▶ _Tugas_
Menurut kutipan pidato kepada raja di bawah ini, apa saja hal tentang rasul yang diutus kepada mereka yang disebut sudah mereka kenal?

▶ _Kutipan untuk Dibaca_
أَيُّهَا الْمَلِكُ، كُنَّا قَوْمًا أَهْلَ جَاهِلِيَّةٍ نَعْبُدُ الْأَصْنَامَ، وَنَأْكُلُ الْمَيْتَةَ، وَنَأْتِي الْفَوَاحِشَ، وَنَقْطَعُ الْأَرْحَامَ، وَنُسِيءُ الْجِوَارَ يَأْكُلُ الْقَوِيُّ مِنَّا الضَّعِيفَ فَكُنَّا عَلَى ذَلِكَ. حَتَّى بَعَثَ اللهُ إِلَيْنَا رَسُولًا مِنَّا نَعْرِفُ نَسَبَهُ وَصِدْقَهُ وَأَمَانَتَهُ وَعَفَافَهُ... فَعَدَا عَلَيْنَا قَوْمُنَا فَعَذَّبُونَا فَفَتَنُونَا عَنْ دِينِنَا لِيَرُدُّونَا إِلَى عِبَادَةِ الْأَوْثَانِ مِنْ عِبَادَةِ اللهِ، وَأَنْ نَسْتَحِلَّ مَا كُنَّا نَسْتَحِلُّ مِنَ الْخَبَائِثِ، فَلَمَّا قَهَرُونَا وَظَلَمُونَا، وَشَقُّوا عَلَيْنَا وَحَالُوا بَيْنَنَا وَبَيْنَ دِينِنَا، خَرَجْنَا إِلَى بَلَدِكَ، وَاخْتَرْنَاكَ عَلَى مَنْ سِوَاكَ، وَرَغِبْنَا فِي جِوَارِكَ وَرَجَوْنَا أَنْ لَا نُظْلَمَ عِنْدَكَ أَيُّهَا الْمَلِكُ.

Catatan anotasi tata letak:
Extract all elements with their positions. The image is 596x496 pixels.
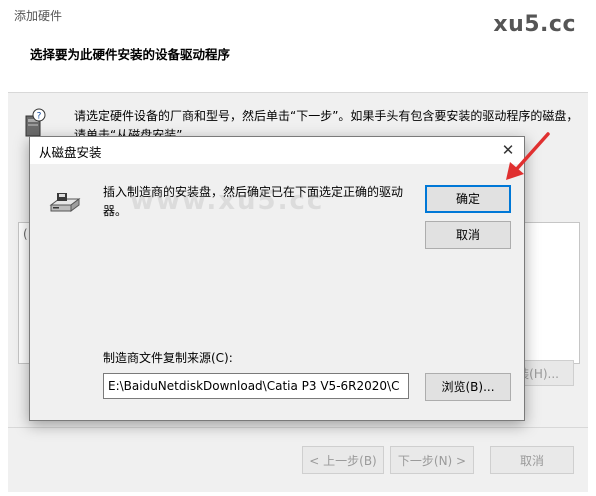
outer-window-title: 添加硬件	[14, 9, 63, 23]
next-button[interactable]: 下一步(N) >	[390, 446, 474, 474]
outer-cancel-button[interactable]: 取消	[490, 446, 574, 474]
list-item: (	[23, 227, 28, 241]
hardware-question-icon: ?	[25, 108, 46, 137]
ok-button[interactable]: 确定	[425, 185, 511, 213]
red-arrow	[506, 132, 550, 180]
dialog-titlebar: 从磁盘安装 ✕	[30, 137, 524, 164]
dialog-title: 从磁盘安装	[39, 145, 102, 160]
overlay-watermark: www.xu5.cc	[130, 186, 325, 216]
disk-drive-icon	[49, 193, 81, 212]
browse-button[interactable]: 浏览(B)...	[425, 373, 511, 401]
source-label: 制造商文件复制来源(C):	[103, 351, 233, 365]
source-path-input[interactable]: E:\BaiduNetdiskDownload\Catia P3 V5-6R20…	[103, 373, 409, 399]
dialog-cancel-button[interactable]: 取消	[425, 221, 511, 249]
svg-text:?: ?	[37, 112, 42, 122]
site-watermark: xu5.cc	[493, 12, 576, 37]
page-heading: 选择要为此硬件安装的设备驱动程序	[30, 47, 231, 62]
back-button[interactable]: < 上一步(B)	[302, 446, 384, 474]
install-from-disk-dialog: 从磁盘安装 ✕ 插入制造商的安装盘，然后确定已在下面选定正确的驱动器。 确定 取…	[29, 136, 525, 421]
bottom-divider	[8, 427, 588, 428]
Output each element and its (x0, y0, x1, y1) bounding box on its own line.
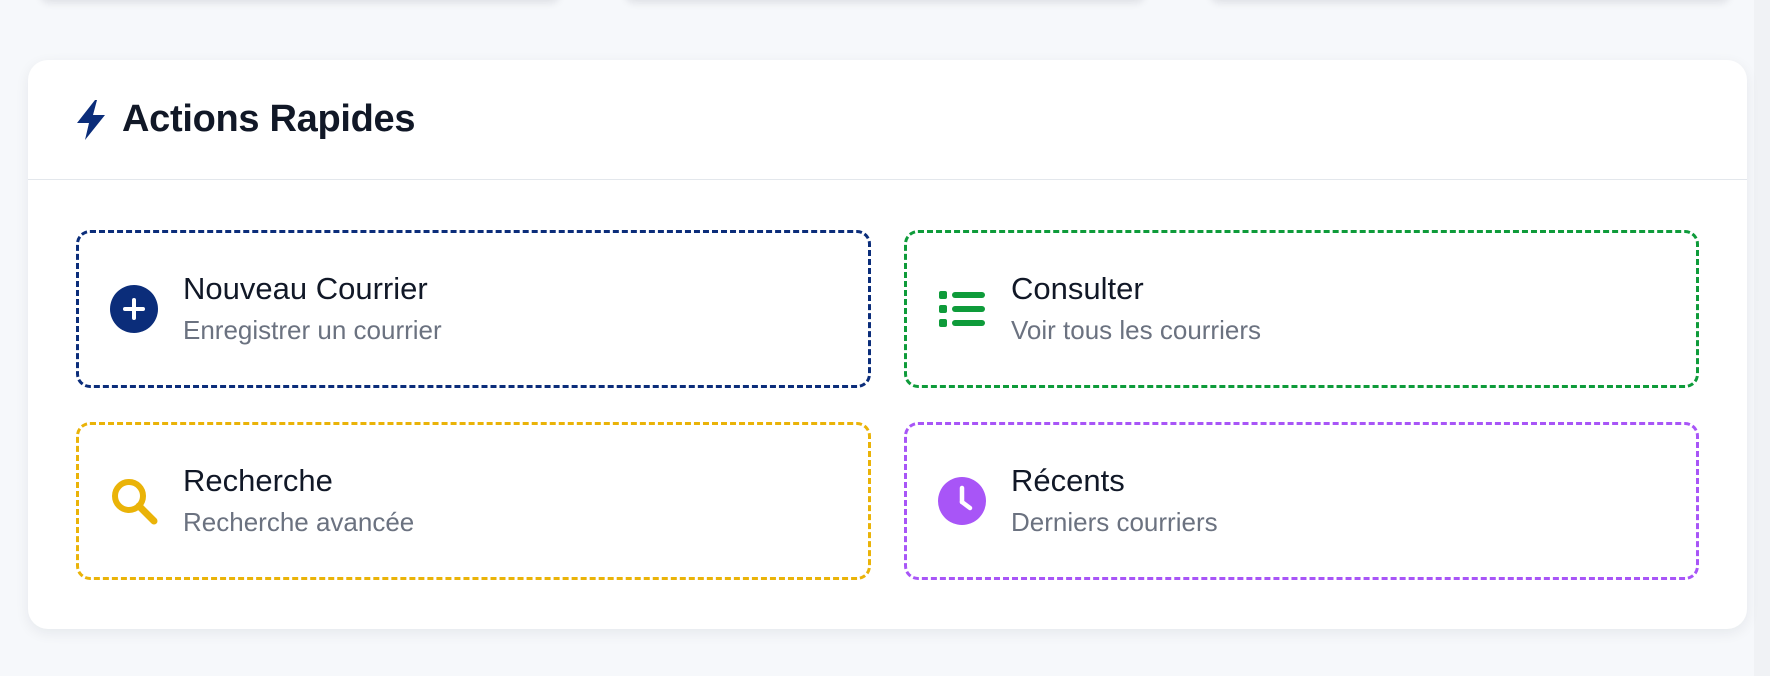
search-button[interactable]: Recherche Recherche avancée (76, 422, 871, 580)
consult-button[interactable]: Consulter Voir tous les courriers (904, 230, 1699, 388)
action-subtitle: Enregistrer un courrier (183, 315, 442, 345)
action-title: Consulter (1011, 271, 1144, 306)
search-icon (110, 477, 158, 525)
plus-circle-icon (110, 285, 158, 333)
panel-title: Actions Rapides (122, 98, 416, 140)
action-subtitle: Voir tous les courriers (1011, 315, 1261, 345)
clock-icon (938, 477, 986, 525)
bolt-icon (74, 99, 108, 141)
actions-grid: Nouveau Courrier Enregistrer un courrier… (76, 230, 1700, 580)
panel-header: Actions Rapides (28, 60, 1747, 180)
recent-button[interactable]: Récents Derniers courriers (904, 422, 1699, 580)
quick-actions-panel: Actions Rapides Nouveau Courrier Enregis… (28, 60, 1747, 629)
action-subtitle: Derniers courriers (1011, 507, 1218, 537)
action-subtitle: Recherche avancée (183, 507, 415, 537)
scrollbar-track[interactable] (1754, 0, 1770, 676)
list-icon (938, 285, 986, 333)
new-mail-button[interactable]: Nouveau Courrier Enregistrer un courrier (76, 230, 871, 388)
action-title: Recherche (183, 463, 333, 498)
action-title: Nouveau Courrier (183, 271, 428, 306)
action-title: Récents (1011, 463, 1125, 498)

▶ _Jawaban_
Nasabnya (نَسَبَهُ), kejujurannya (صِدْقَهُ), amanahnya (أَمَانَتَهُ), dan kesucian dirinya (عَفَافَهُ).